::: Extracted data :::

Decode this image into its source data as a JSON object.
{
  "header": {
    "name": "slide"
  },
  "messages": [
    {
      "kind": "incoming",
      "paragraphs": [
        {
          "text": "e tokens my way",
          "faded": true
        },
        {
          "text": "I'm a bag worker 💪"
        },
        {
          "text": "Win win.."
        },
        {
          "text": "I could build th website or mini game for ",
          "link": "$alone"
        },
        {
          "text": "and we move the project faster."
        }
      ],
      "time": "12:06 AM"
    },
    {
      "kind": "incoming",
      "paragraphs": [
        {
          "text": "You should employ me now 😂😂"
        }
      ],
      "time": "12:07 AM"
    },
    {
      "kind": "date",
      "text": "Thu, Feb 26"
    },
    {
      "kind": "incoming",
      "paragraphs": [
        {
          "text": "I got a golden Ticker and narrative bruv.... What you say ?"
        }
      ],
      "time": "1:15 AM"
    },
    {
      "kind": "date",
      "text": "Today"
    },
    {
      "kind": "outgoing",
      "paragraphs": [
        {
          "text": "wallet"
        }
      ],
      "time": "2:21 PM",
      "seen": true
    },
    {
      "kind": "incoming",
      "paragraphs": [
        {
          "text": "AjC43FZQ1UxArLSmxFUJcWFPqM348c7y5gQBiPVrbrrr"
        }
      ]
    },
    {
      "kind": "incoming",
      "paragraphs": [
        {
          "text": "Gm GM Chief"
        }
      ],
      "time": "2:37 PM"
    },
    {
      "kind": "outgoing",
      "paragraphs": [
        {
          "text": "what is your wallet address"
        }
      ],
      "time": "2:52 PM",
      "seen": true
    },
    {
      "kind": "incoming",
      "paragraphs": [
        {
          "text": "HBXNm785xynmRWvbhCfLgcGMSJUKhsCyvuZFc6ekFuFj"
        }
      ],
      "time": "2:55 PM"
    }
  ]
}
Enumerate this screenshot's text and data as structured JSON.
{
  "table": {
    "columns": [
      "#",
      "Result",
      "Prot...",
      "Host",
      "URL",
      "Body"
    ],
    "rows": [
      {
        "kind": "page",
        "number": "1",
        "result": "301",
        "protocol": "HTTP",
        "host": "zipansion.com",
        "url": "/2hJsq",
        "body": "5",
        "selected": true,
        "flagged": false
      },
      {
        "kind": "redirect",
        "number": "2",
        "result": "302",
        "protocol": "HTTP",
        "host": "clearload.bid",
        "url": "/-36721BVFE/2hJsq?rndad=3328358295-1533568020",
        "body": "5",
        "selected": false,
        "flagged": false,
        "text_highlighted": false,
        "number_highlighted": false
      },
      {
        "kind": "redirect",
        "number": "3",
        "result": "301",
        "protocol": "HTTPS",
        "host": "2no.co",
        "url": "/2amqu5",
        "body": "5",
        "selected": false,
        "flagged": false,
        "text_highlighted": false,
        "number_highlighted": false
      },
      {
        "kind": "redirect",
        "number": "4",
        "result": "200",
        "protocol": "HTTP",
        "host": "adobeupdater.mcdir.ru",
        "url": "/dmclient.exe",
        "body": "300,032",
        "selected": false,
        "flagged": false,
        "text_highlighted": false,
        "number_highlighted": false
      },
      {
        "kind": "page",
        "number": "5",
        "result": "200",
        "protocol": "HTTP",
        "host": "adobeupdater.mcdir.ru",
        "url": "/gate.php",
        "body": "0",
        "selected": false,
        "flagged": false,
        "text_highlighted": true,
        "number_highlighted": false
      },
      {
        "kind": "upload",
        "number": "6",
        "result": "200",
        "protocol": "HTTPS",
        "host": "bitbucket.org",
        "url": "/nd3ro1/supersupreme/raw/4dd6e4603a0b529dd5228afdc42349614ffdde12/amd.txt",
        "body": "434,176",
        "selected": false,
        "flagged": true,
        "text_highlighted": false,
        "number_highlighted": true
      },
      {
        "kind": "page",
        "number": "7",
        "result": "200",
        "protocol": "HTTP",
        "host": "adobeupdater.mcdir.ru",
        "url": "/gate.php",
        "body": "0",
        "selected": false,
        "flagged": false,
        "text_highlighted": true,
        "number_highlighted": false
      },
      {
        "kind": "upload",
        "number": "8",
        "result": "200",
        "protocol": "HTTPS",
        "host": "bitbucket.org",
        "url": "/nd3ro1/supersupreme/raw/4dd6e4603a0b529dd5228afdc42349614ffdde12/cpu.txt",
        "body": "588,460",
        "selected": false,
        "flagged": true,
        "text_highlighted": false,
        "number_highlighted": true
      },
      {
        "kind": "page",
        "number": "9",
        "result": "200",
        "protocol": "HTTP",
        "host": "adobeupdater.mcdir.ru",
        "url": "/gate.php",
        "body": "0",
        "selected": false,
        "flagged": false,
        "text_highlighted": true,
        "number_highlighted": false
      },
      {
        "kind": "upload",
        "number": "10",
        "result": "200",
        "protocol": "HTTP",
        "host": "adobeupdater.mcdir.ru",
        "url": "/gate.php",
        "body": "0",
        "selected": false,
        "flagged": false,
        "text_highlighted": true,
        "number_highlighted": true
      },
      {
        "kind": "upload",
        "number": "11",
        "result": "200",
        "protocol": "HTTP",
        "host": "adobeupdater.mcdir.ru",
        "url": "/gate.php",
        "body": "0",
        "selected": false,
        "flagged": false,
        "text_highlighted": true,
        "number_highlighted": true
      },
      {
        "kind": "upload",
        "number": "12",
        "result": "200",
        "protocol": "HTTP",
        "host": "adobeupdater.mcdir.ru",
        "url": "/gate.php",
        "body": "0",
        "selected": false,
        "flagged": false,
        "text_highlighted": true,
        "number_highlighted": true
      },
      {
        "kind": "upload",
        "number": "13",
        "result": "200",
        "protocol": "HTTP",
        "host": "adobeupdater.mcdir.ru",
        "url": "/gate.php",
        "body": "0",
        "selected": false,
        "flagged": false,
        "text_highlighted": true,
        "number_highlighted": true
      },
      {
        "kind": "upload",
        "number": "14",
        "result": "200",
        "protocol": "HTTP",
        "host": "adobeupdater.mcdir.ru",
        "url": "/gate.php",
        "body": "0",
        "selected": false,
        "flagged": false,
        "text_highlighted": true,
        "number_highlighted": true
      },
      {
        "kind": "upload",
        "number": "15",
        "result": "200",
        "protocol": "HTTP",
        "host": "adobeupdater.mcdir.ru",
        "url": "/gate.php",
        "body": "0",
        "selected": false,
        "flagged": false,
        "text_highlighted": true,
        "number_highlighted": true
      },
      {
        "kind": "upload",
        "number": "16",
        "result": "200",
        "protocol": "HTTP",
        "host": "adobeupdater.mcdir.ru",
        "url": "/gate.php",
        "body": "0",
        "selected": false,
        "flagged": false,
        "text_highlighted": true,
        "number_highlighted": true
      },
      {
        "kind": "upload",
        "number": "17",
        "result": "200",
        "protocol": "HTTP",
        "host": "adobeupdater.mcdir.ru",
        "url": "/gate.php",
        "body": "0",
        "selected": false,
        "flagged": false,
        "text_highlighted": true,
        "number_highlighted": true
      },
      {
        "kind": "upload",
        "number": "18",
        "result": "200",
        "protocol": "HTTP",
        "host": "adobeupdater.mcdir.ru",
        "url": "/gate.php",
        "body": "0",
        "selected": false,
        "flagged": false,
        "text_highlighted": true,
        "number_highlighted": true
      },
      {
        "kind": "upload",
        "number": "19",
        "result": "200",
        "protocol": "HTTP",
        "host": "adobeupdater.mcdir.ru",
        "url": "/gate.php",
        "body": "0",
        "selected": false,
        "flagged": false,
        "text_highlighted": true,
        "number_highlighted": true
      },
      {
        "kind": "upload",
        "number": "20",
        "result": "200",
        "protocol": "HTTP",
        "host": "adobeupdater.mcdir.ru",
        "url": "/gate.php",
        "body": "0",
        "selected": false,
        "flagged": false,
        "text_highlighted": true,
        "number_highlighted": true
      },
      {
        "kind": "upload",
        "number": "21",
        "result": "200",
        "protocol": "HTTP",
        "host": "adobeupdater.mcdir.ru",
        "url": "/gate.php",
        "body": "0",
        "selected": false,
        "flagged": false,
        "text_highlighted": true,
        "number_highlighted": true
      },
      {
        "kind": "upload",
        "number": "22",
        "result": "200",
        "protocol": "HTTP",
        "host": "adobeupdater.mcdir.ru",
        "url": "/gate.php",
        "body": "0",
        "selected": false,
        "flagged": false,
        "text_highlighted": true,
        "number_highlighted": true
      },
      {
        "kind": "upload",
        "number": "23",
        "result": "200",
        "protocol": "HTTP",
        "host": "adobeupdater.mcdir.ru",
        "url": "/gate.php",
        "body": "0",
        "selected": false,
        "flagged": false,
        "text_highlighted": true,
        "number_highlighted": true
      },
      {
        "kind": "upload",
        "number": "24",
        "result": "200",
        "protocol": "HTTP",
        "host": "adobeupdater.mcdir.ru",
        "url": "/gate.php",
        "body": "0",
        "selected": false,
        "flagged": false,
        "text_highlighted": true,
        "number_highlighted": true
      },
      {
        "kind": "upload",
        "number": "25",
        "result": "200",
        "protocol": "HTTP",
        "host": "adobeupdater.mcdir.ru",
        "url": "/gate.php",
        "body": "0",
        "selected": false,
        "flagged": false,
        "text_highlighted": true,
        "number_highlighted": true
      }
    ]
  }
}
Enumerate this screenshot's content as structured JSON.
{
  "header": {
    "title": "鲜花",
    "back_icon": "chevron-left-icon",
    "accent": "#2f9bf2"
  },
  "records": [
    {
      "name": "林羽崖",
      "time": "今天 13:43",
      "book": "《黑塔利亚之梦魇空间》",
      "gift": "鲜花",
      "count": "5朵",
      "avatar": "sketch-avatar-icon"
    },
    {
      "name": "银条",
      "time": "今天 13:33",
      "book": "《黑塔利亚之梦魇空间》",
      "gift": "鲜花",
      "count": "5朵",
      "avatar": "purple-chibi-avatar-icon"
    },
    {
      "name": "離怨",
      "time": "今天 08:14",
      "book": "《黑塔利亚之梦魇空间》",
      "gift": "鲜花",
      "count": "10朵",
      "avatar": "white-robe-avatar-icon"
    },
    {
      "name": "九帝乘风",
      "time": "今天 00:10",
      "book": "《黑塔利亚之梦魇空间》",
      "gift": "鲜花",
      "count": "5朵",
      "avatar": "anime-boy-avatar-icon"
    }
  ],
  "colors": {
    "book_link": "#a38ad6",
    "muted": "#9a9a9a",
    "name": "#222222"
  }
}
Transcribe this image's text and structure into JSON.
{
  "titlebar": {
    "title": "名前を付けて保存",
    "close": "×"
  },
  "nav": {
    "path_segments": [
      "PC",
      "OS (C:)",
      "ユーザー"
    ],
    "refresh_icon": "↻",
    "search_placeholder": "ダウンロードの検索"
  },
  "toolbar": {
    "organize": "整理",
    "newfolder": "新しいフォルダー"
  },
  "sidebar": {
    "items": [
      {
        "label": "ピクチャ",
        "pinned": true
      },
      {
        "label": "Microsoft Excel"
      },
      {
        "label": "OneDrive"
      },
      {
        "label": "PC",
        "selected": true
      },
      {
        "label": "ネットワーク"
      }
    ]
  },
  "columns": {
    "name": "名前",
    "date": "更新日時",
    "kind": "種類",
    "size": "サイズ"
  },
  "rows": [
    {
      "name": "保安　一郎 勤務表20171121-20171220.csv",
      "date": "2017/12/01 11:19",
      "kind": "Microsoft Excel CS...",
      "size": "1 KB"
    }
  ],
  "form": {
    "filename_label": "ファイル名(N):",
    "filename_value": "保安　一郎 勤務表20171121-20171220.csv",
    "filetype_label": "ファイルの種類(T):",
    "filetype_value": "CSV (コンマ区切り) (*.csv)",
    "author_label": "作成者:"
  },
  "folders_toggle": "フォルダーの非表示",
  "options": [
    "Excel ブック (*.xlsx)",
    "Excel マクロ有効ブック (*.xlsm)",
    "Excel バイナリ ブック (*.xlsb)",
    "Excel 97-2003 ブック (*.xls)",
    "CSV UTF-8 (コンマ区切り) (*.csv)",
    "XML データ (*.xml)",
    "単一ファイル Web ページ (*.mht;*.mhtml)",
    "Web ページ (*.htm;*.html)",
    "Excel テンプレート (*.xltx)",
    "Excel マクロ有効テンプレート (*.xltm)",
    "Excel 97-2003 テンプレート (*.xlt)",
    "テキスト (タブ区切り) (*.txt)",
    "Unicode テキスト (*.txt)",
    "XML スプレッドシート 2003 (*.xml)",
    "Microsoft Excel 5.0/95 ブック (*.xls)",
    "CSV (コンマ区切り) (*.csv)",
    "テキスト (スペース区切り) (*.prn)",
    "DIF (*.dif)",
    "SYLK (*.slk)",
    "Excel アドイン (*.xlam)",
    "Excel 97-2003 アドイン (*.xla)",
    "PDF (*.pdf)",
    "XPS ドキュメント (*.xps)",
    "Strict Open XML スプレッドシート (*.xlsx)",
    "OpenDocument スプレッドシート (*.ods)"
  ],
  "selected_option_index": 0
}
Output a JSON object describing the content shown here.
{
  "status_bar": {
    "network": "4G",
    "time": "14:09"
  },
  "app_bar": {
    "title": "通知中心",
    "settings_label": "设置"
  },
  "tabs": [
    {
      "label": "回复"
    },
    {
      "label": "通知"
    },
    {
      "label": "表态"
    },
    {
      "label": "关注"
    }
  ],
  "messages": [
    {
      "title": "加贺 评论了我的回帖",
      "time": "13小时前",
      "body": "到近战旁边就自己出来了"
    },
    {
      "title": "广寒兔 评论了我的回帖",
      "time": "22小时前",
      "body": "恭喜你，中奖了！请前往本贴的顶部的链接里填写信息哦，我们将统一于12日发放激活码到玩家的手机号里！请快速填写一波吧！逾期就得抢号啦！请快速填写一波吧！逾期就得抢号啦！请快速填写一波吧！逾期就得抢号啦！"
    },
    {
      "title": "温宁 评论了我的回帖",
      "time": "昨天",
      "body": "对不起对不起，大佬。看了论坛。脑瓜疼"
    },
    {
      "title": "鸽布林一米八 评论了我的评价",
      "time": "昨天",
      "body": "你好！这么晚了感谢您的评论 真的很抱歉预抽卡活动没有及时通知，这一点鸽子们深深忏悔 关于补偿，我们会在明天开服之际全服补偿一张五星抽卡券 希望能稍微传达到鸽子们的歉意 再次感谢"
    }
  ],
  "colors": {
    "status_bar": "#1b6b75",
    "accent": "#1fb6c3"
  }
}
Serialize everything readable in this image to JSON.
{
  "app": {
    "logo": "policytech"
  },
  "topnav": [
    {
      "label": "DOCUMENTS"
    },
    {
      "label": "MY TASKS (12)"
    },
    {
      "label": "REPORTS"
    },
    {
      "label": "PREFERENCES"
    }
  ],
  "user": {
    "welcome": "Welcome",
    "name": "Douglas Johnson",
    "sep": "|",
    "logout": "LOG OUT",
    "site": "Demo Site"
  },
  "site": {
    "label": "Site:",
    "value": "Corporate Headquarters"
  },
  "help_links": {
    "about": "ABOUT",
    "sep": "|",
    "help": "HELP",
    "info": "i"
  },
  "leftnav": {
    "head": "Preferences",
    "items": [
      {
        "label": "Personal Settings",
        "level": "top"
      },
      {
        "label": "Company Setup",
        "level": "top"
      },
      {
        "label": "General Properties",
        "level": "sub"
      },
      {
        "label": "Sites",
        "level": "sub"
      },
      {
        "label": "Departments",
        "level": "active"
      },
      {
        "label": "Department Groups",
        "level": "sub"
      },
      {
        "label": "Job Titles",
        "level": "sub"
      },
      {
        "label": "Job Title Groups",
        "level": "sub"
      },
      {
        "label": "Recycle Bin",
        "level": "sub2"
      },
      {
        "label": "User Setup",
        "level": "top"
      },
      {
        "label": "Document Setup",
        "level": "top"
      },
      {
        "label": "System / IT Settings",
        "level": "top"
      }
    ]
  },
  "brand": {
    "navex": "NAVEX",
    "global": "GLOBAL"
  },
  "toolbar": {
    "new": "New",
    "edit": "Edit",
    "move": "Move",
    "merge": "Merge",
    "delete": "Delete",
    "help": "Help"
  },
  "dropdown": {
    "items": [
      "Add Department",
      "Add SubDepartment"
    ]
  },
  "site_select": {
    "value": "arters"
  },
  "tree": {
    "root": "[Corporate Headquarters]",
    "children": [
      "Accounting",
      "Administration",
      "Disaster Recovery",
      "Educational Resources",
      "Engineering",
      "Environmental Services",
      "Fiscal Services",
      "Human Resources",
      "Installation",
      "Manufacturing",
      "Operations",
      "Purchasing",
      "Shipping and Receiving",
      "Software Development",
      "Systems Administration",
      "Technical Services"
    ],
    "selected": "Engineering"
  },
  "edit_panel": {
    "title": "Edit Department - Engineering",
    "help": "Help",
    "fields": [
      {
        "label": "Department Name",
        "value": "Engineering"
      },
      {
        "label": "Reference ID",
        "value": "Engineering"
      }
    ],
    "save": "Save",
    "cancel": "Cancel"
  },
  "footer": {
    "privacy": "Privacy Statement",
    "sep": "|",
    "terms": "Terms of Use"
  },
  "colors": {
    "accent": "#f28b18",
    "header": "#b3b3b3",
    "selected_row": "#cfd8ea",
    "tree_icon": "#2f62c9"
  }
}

:::

Work to do
Where a line in the material contains "テキスト", copy that line.

Written reply
    "テキスト (タブ区切り) (*.txt)",
    "Unicode テキスト (*.txt)",
    "テキスト (スペース区切り) (*.prn)",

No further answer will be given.